**What you need to do**
Print the listing below in its entirety, character for character.

**Data records**
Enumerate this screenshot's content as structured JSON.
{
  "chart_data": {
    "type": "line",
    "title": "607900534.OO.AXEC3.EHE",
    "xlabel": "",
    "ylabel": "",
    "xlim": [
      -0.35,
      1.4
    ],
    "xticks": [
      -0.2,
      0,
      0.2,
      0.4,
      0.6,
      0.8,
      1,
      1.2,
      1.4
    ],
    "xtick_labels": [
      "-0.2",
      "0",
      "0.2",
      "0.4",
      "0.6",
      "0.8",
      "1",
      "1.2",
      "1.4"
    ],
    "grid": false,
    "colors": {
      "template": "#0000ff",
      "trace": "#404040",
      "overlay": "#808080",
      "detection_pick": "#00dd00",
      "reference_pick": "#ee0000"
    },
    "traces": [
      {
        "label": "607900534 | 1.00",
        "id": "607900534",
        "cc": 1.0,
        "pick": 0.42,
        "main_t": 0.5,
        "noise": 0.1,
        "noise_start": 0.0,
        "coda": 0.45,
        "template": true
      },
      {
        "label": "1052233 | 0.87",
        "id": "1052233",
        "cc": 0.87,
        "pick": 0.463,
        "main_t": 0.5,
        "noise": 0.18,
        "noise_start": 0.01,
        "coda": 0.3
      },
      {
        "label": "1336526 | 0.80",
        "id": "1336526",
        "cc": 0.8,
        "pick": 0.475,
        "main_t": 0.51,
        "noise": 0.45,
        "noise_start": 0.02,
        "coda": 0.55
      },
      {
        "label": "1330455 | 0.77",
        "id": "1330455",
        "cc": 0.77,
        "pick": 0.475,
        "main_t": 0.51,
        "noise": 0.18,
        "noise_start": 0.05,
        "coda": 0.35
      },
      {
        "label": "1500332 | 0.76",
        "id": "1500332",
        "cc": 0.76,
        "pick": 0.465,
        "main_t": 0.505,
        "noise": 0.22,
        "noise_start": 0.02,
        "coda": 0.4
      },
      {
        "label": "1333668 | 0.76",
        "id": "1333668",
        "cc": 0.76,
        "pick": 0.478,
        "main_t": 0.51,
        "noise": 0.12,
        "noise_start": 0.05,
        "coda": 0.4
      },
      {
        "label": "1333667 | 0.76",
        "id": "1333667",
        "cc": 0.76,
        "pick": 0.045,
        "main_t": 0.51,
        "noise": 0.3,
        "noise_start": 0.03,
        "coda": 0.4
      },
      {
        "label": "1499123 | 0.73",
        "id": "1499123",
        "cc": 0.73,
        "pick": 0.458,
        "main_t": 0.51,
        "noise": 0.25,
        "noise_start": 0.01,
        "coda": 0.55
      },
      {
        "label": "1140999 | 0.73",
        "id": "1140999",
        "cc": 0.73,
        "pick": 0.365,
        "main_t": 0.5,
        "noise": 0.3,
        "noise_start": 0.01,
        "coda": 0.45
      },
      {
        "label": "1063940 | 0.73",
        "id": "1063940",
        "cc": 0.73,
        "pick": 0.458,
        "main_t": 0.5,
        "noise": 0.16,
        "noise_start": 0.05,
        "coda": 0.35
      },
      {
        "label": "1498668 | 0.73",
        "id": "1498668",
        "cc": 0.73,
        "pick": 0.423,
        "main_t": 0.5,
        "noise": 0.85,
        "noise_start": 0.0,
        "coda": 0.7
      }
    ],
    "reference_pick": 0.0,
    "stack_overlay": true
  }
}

**Task answer**
Enumerate this screenshot's content as structured JSON.
{
  "chart_data": {
    "type": "line",
    "title": "607900534.OO.AXEC3.EHE",
    "xlabel": "",
    "ylabel": "",
    "xlim": [
      -0.35,
      1.4
    ],
    "xticks": [
      -0.2,
      0,
      0.2,
      0.4,
      0.6,
      0.8,
      1,
      1.2,
      1.4
    ],
    "xtick_labels": [
      "-0.2",
      "0",
      "0.2",
      "0.4",
      "0.6",
      "0.8",
      "1",
      "1.2",
      "1.4"
    ],
    "grid": false,
    "colors": {
      "template": "#0000ff",
      "trace": "#404040",
      "overlay": "#808080",
      "detection_pick": "#00dd00",
      "reference_pick": "#ee0000"
    },
    "traces": [
      {
        "label": "607900534 | 1.00",
        "id": "607900534",
        "cc": 1.0,
        "pick": 0.42,
        "main_t": 0.5,
        "noise": 0.1,
        "noise_start": 0.0,
        "coda": 0.45,
        "template": true
      },
      {
        "label": "1052233 | 0.87",
        "id": "1052233",
        "cc": 0.87,
        "pick": 0.463,
        "main_t": 0.5,
        "noise": 0.18,
        "noise_start": 0.01,
        "coda": 0.3
      },
      {
        "label": "1336526 | 0.80",
        "id": "1336526",
        "cc": 0.8,
        "pick": 0.475,
        "main_t": 0.51,
        "noise": 0.45,
        "noise_start": 0.02,
        "coda": 0.55
      },
      {
        "label": "1330455 | 0.77",
        "id": "1330455",
        "cc": 0.77,
        "pick": 0.475,
        "main_t": 0.51,
        "noise": 0.18,
        "noise_start": 0.05,
        "coda": 0.35
      },
      {
        "label": "1500332 | 0.76",
        "id": "1500332",
        "cc": 0.76,
        "pick": 0.465,
        "main_t": 0.505,
        "noise": 0.22,
        "noise_start": 0.02,
        "coda": 0.4
      },
      {
        "label": "1333668 | 0.76",
        "id": "1333668",
        "cc": 0.76,
        "pick": 0.478,
        "main_t": 0.51,
        "noise": 0.12,
        "noise_start": 0.05,
        "coda": 0.4
      },
      {
        "label": "1333667 | 0.76",
        "id": "1333667",
        "cc": 0.76,
        "pick": 0.045,
        "main_t": 0.51,
        "noise": 0.3,
        "noise_start": 0.03,
        "coda": 0.4
      },
      {
        "label": "1499123 | 0.73",
        "id": "1499123",
        "cc": 0.73,
        "pick": 0.458,
        "main_t": 0.51,
        "noise": 0.25,
        "noise_start": 0.01,
        "coda": 0.55
      },
      {
        "label": "1140999 | 0.73",
        "id": "1140999",
        "cc": 0.73,
        "pick": 0.365,
        "main_t": 0.5,
        "noise": 0.3,
        "noise_start": 0.01,
        "coda": 0.45
      },
      {
        "label": "1063940 | 0.73",
        "id": "1063940",
        "cc": 0.73,
        "pick": 0.458,
        "main_t": 0.5,
        "noise": 0.16,
        "noise_start": 0.05,
        "coda": 0.35
      },
      {
        "label": "1498668 | 0.73",
        "id": "1498668",
        "cc": 0.73,
        "pick": 0.423,
        "main_t": 0.5,
        "noise": 0.85,
        "noise_start": 0.0,
        "coda": 0.7
      }
    ],
    "reference_pick": 0.0,
    "stack_overlay": true
  }
}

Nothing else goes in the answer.